**AIM OF THE TASK**
With the string "amino" as the filter, copy each matching line from the records.

**Items listed in a dataset**
= Beginning of Section =
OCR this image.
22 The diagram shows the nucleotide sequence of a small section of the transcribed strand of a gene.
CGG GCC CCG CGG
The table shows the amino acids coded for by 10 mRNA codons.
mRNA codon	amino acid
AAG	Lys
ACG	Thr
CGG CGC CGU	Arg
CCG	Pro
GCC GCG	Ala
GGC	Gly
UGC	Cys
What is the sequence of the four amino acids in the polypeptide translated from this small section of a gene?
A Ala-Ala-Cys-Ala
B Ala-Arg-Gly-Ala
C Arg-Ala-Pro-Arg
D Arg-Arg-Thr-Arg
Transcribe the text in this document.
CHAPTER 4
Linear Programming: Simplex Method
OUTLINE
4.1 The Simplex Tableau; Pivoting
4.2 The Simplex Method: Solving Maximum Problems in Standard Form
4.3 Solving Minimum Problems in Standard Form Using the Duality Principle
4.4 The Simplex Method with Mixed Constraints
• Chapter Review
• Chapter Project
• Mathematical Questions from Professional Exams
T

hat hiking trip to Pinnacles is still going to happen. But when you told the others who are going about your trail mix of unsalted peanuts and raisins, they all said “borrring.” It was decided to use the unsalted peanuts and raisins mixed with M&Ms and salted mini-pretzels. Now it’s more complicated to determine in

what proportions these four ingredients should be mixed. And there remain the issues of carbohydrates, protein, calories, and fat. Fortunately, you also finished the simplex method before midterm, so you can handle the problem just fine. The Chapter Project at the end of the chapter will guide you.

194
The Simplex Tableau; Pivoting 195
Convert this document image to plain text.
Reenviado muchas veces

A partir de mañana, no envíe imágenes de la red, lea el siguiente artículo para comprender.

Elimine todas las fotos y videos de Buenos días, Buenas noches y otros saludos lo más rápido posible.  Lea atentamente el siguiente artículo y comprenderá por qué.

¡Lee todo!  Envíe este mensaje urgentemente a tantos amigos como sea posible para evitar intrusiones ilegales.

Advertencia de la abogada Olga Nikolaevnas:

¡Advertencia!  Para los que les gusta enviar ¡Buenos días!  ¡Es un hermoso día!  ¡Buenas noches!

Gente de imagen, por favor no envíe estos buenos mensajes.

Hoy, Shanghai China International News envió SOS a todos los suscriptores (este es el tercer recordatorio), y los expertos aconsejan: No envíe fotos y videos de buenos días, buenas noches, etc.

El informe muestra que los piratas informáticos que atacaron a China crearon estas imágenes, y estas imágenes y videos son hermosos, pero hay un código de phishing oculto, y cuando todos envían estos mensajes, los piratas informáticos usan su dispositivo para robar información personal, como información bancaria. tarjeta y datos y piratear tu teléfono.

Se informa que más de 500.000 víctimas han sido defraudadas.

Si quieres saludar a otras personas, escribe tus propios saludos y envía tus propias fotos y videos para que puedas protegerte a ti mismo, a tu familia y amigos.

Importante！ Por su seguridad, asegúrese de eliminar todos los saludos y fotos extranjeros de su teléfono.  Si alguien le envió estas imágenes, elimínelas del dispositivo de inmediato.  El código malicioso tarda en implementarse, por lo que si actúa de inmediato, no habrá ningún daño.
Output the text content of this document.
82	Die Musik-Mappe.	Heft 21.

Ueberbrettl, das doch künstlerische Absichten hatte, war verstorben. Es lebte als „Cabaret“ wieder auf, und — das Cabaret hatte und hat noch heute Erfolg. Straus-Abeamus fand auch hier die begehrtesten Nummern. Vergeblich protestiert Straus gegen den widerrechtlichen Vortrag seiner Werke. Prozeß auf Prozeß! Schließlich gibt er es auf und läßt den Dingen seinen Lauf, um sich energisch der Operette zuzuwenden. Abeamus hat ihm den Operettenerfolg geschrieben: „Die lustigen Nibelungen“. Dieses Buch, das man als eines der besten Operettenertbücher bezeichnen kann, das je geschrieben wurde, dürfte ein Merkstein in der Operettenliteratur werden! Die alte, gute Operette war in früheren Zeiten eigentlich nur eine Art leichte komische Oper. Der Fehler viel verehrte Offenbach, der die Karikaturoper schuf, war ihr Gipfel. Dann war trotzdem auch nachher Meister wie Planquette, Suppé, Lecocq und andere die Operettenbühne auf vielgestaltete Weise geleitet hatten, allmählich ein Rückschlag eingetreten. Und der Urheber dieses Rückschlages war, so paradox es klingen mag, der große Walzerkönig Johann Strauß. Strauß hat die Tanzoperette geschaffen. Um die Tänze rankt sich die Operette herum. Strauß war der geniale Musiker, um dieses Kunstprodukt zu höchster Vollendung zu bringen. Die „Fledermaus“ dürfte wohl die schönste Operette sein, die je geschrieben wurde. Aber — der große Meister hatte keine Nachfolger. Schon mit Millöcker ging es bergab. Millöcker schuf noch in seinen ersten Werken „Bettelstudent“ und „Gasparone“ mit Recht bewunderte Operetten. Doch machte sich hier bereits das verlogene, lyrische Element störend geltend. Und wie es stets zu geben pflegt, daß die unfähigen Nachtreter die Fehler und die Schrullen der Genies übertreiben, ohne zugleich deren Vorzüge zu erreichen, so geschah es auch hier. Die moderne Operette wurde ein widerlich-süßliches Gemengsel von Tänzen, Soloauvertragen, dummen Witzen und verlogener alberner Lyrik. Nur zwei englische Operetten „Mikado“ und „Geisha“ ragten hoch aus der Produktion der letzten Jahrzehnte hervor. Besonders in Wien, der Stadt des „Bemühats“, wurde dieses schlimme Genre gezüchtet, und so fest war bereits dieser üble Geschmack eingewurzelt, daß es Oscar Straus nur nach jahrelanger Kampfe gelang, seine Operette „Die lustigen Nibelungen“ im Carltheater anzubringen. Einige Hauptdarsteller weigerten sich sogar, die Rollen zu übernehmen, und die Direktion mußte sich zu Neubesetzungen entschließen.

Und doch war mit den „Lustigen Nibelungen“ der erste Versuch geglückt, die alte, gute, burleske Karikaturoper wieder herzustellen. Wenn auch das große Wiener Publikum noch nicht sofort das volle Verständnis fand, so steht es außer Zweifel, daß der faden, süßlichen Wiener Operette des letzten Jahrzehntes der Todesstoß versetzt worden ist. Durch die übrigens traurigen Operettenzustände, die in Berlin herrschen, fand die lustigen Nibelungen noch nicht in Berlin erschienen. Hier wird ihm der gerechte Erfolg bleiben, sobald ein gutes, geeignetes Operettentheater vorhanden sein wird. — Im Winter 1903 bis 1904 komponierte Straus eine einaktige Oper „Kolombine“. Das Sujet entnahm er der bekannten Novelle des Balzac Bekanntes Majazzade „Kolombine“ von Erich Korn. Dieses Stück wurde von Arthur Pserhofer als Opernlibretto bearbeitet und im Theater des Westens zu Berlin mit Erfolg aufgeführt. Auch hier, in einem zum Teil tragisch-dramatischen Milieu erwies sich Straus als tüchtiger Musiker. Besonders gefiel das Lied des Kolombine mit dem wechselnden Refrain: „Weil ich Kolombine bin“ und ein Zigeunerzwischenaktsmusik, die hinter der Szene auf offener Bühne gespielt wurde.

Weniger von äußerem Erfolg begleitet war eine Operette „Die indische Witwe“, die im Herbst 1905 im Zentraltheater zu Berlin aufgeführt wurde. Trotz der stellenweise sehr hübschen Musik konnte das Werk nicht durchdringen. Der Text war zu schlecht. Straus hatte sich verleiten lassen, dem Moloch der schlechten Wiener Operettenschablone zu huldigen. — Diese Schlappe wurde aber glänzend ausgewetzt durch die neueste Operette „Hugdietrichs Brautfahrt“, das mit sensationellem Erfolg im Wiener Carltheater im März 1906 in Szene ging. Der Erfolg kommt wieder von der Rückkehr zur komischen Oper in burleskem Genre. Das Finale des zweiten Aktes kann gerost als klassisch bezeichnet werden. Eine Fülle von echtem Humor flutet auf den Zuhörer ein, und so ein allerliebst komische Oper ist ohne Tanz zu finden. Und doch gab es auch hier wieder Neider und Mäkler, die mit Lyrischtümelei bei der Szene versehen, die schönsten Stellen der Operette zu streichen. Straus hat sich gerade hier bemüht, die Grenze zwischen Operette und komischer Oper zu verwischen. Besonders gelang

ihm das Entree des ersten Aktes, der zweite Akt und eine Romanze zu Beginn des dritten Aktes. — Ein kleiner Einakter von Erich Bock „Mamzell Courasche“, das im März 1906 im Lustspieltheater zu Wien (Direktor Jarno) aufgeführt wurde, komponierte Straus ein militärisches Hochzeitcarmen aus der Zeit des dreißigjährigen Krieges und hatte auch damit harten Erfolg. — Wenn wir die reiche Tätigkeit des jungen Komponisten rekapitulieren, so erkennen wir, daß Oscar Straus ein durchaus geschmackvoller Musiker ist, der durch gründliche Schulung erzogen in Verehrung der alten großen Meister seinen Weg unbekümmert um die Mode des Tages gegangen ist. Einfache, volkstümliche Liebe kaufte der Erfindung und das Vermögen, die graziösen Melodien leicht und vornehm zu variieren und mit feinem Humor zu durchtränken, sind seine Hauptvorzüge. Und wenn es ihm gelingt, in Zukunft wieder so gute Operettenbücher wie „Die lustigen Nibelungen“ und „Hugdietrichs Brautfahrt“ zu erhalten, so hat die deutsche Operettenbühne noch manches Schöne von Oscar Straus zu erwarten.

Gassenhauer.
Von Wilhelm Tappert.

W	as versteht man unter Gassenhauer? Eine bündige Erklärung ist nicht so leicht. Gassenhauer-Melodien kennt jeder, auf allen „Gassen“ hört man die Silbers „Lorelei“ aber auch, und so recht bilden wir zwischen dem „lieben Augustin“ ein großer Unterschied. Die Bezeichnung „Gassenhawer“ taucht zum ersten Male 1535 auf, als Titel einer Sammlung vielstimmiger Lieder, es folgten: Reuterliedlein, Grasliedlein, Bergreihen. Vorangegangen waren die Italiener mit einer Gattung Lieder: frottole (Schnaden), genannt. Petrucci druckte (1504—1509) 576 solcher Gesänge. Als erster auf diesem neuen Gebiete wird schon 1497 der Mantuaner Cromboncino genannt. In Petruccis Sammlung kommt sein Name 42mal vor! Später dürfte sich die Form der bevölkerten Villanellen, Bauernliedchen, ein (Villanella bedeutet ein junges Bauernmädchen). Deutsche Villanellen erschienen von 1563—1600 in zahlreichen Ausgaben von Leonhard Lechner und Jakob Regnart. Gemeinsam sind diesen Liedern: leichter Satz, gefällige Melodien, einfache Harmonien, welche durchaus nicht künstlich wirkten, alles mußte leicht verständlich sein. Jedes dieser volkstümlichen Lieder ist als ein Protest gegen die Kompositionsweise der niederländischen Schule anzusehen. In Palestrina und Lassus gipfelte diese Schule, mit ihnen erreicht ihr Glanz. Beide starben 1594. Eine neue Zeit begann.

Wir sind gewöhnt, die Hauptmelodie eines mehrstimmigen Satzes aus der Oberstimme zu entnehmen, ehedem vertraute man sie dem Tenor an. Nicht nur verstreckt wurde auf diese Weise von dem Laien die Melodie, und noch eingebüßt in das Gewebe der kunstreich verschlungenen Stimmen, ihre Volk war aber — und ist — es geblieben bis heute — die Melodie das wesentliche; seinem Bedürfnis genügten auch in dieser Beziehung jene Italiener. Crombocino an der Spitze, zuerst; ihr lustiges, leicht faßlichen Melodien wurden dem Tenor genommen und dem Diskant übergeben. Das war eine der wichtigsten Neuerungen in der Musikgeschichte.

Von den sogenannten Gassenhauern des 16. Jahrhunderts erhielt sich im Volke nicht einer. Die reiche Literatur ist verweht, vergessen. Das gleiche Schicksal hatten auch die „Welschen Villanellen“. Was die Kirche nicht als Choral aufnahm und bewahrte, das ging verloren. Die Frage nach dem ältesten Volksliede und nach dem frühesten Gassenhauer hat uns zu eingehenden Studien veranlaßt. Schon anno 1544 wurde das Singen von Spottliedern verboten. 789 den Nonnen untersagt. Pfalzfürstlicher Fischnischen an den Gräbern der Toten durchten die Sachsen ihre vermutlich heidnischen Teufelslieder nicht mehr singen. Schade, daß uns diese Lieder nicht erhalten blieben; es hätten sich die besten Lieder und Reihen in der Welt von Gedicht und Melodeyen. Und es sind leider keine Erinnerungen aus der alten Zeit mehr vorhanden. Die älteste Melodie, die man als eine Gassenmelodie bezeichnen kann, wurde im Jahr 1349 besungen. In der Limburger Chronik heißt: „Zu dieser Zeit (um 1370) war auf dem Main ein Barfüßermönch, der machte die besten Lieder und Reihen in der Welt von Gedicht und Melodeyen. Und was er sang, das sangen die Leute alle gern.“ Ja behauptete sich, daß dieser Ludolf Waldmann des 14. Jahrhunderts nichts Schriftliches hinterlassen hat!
= End of Section =
**OUTPUT BELOW**
The table shows the amino acids coded for by 10 mRNA codons.
mRNA codon	amino acid
What is the sequence of the four amino acids in the polypeptide translated from this small section of a gene?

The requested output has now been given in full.